**Short task**
Print, exactly as given, each line of the data from the line containing "Read this page and output its text content." up to and including its last line.

**Material**
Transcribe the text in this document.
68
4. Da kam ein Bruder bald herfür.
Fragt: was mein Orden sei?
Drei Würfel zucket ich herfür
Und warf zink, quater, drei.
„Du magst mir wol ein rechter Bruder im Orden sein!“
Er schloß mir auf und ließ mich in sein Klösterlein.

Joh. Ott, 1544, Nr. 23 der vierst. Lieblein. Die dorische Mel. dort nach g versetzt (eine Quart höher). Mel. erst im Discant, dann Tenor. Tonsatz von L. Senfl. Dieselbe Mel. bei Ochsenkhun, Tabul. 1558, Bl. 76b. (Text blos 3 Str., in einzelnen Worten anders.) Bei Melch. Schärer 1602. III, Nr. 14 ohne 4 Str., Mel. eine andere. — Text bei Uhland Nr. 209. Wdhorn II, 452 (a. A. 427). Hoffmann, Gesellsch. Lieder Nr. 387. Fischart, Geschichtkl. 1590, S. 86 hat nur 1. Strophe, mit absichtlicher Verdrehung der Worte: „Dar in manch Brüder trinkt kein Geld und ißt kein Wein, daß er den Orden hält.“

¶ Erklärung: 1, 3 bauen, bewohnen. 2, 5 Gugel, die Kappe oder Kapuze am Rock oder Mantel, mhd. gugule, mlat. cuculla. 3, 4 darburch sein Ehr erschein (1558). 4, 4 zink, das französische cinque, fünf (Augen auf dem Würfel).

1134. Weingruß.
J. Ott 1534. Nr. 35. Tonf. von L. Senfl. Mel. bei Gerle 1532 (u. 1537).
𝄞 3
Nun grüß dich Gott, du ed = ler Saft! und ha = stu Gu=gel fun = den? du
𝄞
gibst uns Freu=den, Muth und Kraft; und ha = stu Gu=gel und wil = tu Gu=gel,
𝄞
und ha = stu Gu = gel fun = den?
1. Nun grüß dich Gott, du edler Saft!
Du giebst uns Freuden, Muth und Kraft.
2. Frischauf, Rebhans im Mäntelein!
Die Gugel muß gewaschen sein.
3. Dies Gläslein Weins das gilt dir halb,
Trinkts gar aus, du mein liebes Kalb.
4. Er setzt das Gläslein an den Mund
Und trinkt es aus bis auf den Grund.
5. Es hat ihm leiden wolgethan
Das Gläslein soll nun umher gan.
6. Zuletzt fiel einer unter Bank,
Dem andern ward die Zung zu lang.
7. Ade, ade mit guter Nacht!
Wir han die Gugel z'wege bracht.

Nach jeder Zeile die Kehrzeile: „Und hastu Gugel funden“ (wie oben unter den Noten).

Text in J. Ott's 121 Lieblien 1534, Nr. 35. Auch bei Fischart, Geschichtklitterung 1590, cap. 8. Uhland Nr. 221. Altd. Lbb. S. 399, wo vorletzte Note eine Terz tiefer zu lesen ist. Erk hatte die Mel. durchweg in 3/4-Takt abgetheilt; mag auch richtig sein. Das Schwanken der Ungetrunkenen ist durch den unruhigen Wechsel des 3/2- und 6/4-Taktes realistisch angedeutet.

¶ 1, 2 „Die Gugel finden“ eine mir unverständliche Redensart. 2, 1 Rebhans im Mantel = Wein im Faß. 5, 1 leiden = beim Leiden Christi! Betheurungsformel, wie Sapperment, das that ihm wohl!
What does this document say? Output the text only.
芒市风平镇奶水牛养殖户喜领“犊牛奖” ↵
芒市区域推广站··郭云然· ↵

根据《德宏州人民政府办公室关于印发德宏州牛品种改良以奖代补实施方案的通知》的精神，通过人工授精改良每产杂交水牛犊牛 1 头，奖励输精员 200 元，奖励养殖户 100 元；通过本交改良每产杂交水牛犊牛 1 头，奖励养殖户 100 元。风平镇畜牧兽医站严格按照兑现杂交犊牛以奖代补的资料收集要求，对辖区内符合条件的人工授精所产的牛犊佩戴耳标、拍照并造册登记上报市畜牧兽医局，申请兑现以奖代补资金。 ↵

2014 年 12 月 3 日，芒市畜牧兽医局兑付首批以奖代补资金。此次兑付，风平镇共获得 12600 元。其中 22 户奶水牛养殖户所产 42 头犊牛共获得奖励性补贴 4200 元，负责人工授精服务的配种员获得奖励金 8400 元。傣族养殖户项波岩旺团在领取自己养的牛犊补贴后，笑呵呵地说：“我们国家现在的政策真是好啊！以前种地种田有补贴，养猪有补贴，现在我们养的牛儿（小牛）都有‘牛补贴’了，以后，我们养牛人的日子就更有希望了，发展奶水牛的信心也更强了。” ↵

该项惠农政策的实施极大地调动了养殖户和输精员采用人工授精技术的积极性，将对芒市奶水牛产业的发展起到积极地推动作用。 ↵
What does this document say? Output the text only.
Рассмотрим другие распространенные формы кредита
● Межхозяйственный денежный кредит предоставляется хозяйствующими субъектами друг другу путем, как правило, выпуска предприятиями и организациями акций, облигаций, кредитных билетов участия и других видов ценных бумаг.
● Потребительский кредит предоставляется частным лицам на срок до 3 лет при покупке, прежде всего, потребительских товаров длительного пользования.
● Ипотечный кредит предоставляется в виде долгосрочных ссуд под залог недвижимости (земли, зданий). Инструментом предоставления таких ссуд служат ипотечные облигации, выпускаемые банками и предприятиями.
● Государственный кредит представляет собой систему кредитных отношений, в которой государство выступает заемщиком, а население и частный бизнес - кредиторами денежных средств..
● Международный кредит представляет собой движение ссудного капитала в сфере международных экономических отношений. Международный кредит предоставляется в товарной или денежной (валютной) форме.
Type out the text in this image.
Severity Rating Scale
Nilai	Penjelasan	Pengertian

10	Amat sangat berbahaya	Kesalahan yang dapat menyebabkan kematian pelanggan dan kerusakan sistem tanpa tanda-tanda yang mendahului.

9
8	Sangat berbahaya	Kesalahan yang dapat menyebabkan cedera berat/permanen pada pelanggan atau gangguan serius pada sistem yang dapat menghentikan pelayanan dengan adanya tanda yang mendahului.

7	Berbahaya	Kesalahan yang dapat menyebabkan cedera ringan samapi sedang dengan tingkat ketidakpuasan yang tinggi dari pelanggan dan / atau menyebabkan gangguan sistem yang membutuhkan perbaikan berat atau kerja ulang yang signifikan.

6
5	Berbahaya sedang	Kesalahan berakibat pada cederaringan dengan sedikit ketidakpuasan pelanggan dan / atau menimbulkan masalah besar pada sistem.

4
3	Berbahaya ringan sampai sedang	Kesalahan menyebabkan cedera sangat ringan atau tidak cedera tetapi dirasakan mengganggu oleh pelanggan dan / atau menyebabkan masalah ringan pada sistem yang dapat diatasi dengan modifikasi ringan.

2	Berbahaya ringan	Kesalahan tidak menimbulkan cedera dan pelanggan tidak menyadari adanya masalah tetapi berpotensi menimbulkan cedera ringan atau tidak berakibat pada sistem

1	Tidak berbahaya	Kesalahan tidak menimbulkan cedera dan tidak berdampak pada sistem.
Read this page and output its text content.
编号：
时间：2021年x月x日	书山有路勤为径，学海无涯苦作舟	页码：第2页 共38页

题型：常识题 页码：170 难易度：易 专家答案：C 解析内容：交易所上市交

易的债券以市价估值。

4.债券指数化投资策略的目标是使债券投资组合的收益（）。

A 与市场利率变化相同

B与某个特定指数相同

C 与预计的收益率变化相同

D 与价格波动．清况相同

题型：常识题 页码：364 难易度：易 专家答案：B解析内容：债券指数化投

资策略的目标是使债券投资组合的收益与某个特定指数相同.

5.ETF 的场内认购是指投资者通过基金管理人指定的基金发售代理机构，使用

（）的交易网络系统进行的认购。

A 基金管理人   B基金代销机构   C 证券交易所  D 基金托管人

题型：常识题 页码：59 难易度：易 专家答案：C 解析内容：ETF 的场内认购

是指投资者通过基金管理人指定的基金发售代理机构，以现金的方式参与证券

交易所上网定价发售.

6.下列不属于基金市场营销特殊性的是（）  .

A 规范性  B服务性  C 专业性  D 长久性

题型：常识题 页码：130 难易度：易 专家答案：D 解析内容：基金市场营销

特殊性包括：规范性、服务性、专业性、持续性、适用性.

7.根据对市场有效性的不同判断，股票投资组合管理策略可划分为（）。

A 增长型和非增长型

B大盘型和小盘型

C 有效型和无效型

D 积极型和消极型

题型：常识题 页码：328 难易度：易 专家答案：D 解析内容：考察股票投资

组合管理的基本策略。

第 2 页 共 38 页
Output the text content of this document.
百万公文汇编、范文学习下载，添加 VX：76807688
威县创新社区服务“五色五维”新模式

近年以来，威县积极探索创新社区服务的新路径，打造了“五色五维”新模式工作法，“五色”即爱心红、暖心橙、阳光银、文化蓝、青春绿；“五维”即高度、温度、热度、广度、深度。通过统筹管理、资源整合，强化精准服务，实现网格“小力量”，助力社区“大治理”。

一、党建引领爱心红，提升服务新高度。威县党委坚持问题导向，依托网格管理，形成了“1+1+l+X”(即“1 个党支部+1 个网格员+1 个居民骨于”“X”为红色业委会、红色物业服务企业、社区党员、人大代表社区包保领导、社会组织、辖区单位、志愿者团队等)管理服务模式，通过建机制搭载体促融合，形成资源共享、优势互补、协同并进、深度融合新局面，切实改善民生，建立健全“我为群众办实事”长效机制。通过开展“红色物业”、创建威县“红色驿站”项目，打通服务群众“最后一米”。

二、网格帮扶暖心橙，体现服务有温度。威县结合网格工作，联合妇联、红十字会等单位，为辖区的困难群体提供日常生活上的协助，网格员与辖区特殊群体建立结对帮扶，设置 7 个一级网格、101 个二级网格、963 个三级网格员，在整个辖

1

**Final result**
Read this page and output its text content.
编号：
时间：2021年x月x日	书山有路勤为径，学海无涯苦作舟	页码：第2页 共38页

题型：常识题 页码：170 难易度：易 专家答案：C 解析内容：交易所上市交

易的债券以市价估值。

4.债券指数化投资策略的目标是使债券投资组合的收益（）。

A 与市场利率变化相同

B与某个特定指数相同

C 与预计的收益率变化相同

D 与价格波动．清况相同

题型：常识题 页码：364 难易度：易 专家答案：B解析内容：债券指数化投

资策略的目标是使债券投资组合的收益与某个特定指数相同.

5.ETF 的场内认购是指投资者通过基金管理人指定的基金发售代理机构，使用

（）的交易网络系统进行的认购。

A 基金管理人   B基金代销机构   C 证券交易所  D 基金托管人

题型：常识题 页码：59 难易度：易 专家答案：C 解析内容：ETF 的场内认购

是指投资者通过基金管理人指定的基金发售代理机构，以现金的方式参与证券

交易所上网定价发售.

6.下列不属于基金市场营销特殊性的是（）  .

A 规范性  B服务性  C 专业性  D 长久性

题型：常识题 页码：130 难易度：易 专家答案：D 解析内容：基金市场营销

特殊性包括：规范性、服务性、专业性、持续性、适用性.

7.根据对市场有效性的不同判断，股票投资组合管理策略可划分为（）。

A 增长型和非增长型

B大盘型和小盘型

C 有效型和无效型

D 积极型和消极型

题型：常识题 页码：328 难易度：易 专家答案：D 解析内容：考察股票投资

组合管理的基本策略。

第 2 页 共 38 页
Output the text content of this document.
百万公文汇编、范文学习下载，添加 VX：76807688
威县创新社区服务“五色五维”新模式

近年以来，威县积极探索创新社区服务的新路径，打造了“五色五维”新模式工作法，“五色”即爱心红、暖心橙、阳光银、文化蓝、青春绿；“五维”即高度、温度、热度、广度、深度。通过统筹管理、资源整合，强化精准服务，实现网格“小力量”，助力社区“大治理”。

一、党建引领爱心红，提升服务新高度。威县党委坚持问题导向，依托网格管理，形成了“1+1+l+X”(即“1 个党支部+1 个网格员+1 个居民骨于”“X”为红色业委会、红色物业服务企业、社区党员、人大代表社区包保领导、社会组织、辖区单位、志愿者团队等)管理服务模式，通过建机制搭载体促融合，形成资源共享、优势互补、协同并进、深度融合新局面，切实改善民生，建立健全“我为群众办实事”长效机制。通过开展“红色物业”、创建威县“红色驿站”项目，打通服务群众“最后一米”。

二、网格帮扶暖心橙，体现服务有温度。威县结合网格工作，联合妇联、红十字会等单位，为辖区的困难群体提供日常生活上的协助，网格员与辖区特殊群体建立结对帮扶，设置 7 个一级网格、101 个二级网格、963 个三级网格员，在整个辖

1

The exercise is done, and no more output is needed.